== Given exercise ==
Give the part of the material that opens with the line containing "311, 623, 325]" and closes with the line containing "lab-metric-si: Speed Index" as a Markdown table with the columns Row and Entry, numbering each line and leaving out any blank lines.

== Extracted material ==
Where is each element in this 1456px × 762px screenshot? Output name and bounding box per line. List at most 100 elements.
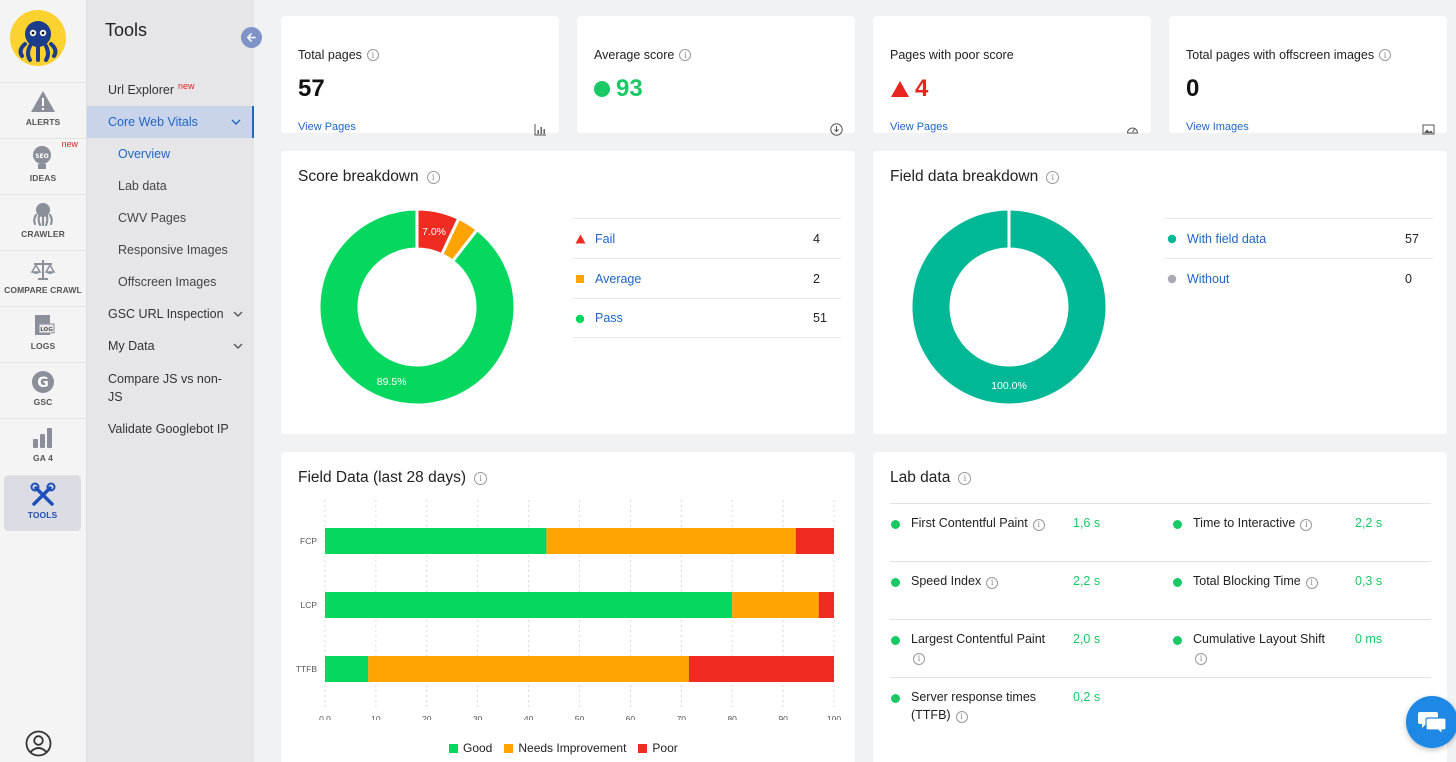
legend-name[interactable]: Pass	[595, 311, 623, 325]
bar-segment-fcp-needs-improvement[interactable]	[546, 528, 796, 554]
user-avatar-icon[interactable]	[25, 730, 52, 757]
legend-count: 2	[813, 271, 820, 286]
menu-offscreen-images[interactable]: Offscreen Images	[87, 266, 254, 298]
image-icon	[1422, 124, 1435, 135]
lab-metric-si: Speed Index i	[911, 572, 999, 590]
legend-row-pass[interactable]: Pass 51	[573, 298, 841, 338]
circle-icon	[575, 314, 585, 324]
info-icon[interactable]: i	[366, 49, 379, 61]
menu-my-data[interactable]: My Data	[87, 330, 254, 362]
card-title-text: Score breakdown	[298, 168, 419, 185]
bar-segment-lcp-poor[interactable]	[818, 592, 834, 618]
legend-row-fail[interactable]: Fail 4	[573, 218, 841, 258]
bar-segment-lcp-good[interactable]	[325, 592, 733, 618]
info-icon[interactable]: i	[1379, 49, 1392, 61]
menu-overview[interactable]: Overview	[87, 138, 254, 170]
collapse-menu-button[interactable]	[241, 27, 262, 48]
legend-name[interactable]: Without	[1187, 271, 1230, 286]
legend-name[interactable]: Fail	[595, 231, 616, 246]
menu-core-web-vitals[interactable]: Core Web Vitals	[87, 106, 254, 138]
field-breakdown-card: Field data breakdown i 100.0% With field …	[873, 151, 1447, 434]
rail-compare-crawl[interactable]: COMPARE CRAWL	[0, 250, 86, 306]
legend-name[interactable]: With field data	[1187, 231, 1267, 246]
rail-ga4[interactable]: GA 4	[0, 418, 86, 474]
x-tick-label: 20	[422, 714, 432, 720]
info-icon[interactable]: i	[986, 577, 999, 589]
legend-row-average[interactable]: Average 2	[573, 258, 841, 298]
chevron-down-icon	[233, 343, 243, 349]
lab-metric-value: 2,2 s	[1355, 516, 1383, 530]
menu-label: CWV Pages	[118, 211, 187, 225]
chat-button[interactable]	[1406, 696, 1456, 748]
stat-card-poor-score: Pages with poor score 4 View Pages	[873, 16, 1151, 134]
download-icon[interactable]	[830, 123, 843, 136]
legend-name[interactable]: Average	[595, 271, 642, 286]
info-icon[interactable]: i	[1032, 519, 1045, 531]
menu-compare-js[interactable]: Compare JS vs non-JS	[87, 366, 254, 406]
rail-tools[interactable]: TOOLS	[4, 475, 81, 531]
x-tick-label: 90	[778, 714, 788, 720]
svg-text:LOG: LOG	[40, 327, 53, 333]
lab-metric-label: Speed Index	[911, 574, 982, 588]
info-icon[interactable]: i	[1046, 170, 1060, 184]
menu-label: Overview	[118, 147, 171, 161]
menu-url-explorer[interactable]: Url Explorer new	[87, 74, 254, 106]
info-icon[interactable]: i	[474, 471, 487, 485]
bar-segment-fcp-good[interactable]	[325, 528, 547, 554]
lab-metric-value: 0,3 s	[1355, 574, 1383, 588]
bar-segment-ttfb-good[interactable]	[325, 656, 369, 682]
divider	[890, 503, 1431, 504]
menu-responsive-images[interactable]: Responsive Images	[87, 234, 254, 266]
rail-label: GSC	[33, 397, 53, 407]
info-icon[interactable]: i	[955, 711, 968, 723]
info-icon[interactable]: i	[1195, 653, 1207, 665]
legend-needs-improvement: Needs Improvement	[518, 741, 627, 755]
lab-metric-label: Time to Interactive	[1193, 516, 1296, 530]
info-icon[interactable]: i	[958, 471, 972, 485]
bar-segment-lcp-needs-improvement[interactable]	[732, 592, 819, 618]
view-images-link[interactable]: View Images	[1186, 121, 1249, 133]
donut-slice-with-field-data[interactable]	[909, 207, 1109, 407]
info-icon[interactable]: i	[679, 49, 692, 61]
menu-gsc-url-inspection[interactable]: GSC URL Inspection	[87, 298, 254, 330]
legend-count: 57	[1405, 231, 1419, 246]
rail-crawler[interactable]: CRAWLER	[0, 194, 86, 250]
menu-cwv-pages[interactable]: CWV Pages	[87, 202, 254, 234]
rail-ideas[interactable]: new SEO IDEAS	[0, 138, 86, 194]
info-icon[interactable]: i	[426, 170, 440, 184]
rail-gsc[interactable]: G GSC	[0, 362, 86, 418]
info-icon[interactable]: i	[913, 653, 925, 665]
info-icon[interactable]: i	[1300, 519, 1313, 531]
app-logo[interactable]	[10, 10, 66, 66]
divider	[890, 561, 1431, 562]
rail-alerts[interactable]: ALERTS	[0, 82, 86, 138]
view-pages-link[interactable]: View Pages	[890, 121, 948, 133]
lab-metric-label: First Contentful Paint	[911, 516, 1028, 530]
menu-lab-data[interactable]: Lab data	[87, 170, 254, 202]
lab-metric-lcp: Largest Contentful Paint i	[911, 630, 1071, 666]
bar-segment-ttfb-poor[interactable]	[688, 656, 834, 682]
donut-slice-pass[interactable]	[317, 207, 517, 407]
divider	[890, 677, 1431, 678]
field-legend-table: With field data 57 Without 0	[1165, 218, 1433, 308]
rail-label: ALERTS	[25, 117, 61, 127]
rail-logs[interactable]: LOG LOGS	[0, 306, 86, 362]
menu-validate-googlebot[interactable]: Validate Googlebot IP	[87, 413, 254, 445]
legend-row-with-field-data[interactable]: With field data 57	[1165, 218, 1433, 258]
legend-row-without[interactable]: Without 0	[1165, 258, 1433, 298]
bar-chart-icon	[33, 428, 52, 448]
stat-value: 0	[1186, 75, 1200, 102]
bar-segment-ttfb-needs-improvement[interactable]	[368, 656, 689, 682]
donut-percent-label: 7.0%	[422, 226, 446, 238]
y-category-label: TTFB	[296, 664, 318, 674]
info-icon[interactable]: i	[1305, 577, 1318, 589]
legend-swatch-needs	[504, 743, 514, 753]
bar-segment-fcp-poor[interactable]	[795, 528, 834, 554]
view-pages-link[interactable]: View Pages	[298, 121, 356, 133]
good-dot-icon	[1173, 578, 1182, 587]
stat-label-text: Total pages with offscreen images	[1186, 48, 1375, 62]
stat-label-text: Average score	[594, 48, 675, 62]
stat-label: Pages with poor score	[890, 48, 1014, 62]
square-icon	[576, 275, 584, 283]
x-tick-label: 30	[473, 714, 483, 720]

== The solution ==
| Row | Entry |
|---|---|
| 1 | legend-name[interactable]: Pass	[595, 311, 623, 325] |
| 2 | bar-segment-fcp-needs-improvement[interactable]	[546, 528, 796, 554] |
| 3 | user-avatar-icon[interactable]	[25, 730, 52, 757] |
| 4 | legend-count: 2	[813, 271, 820, 286] |
| 5 | menu-offscreen-images[interactable]: Offscreen Images	[87, 266, 254, 298] |
| 6 | image-icon	[1422, 124, 1435, 135] |
| 7 | lab-metric-si: Speed Index i	[911, 572, 999, 590] |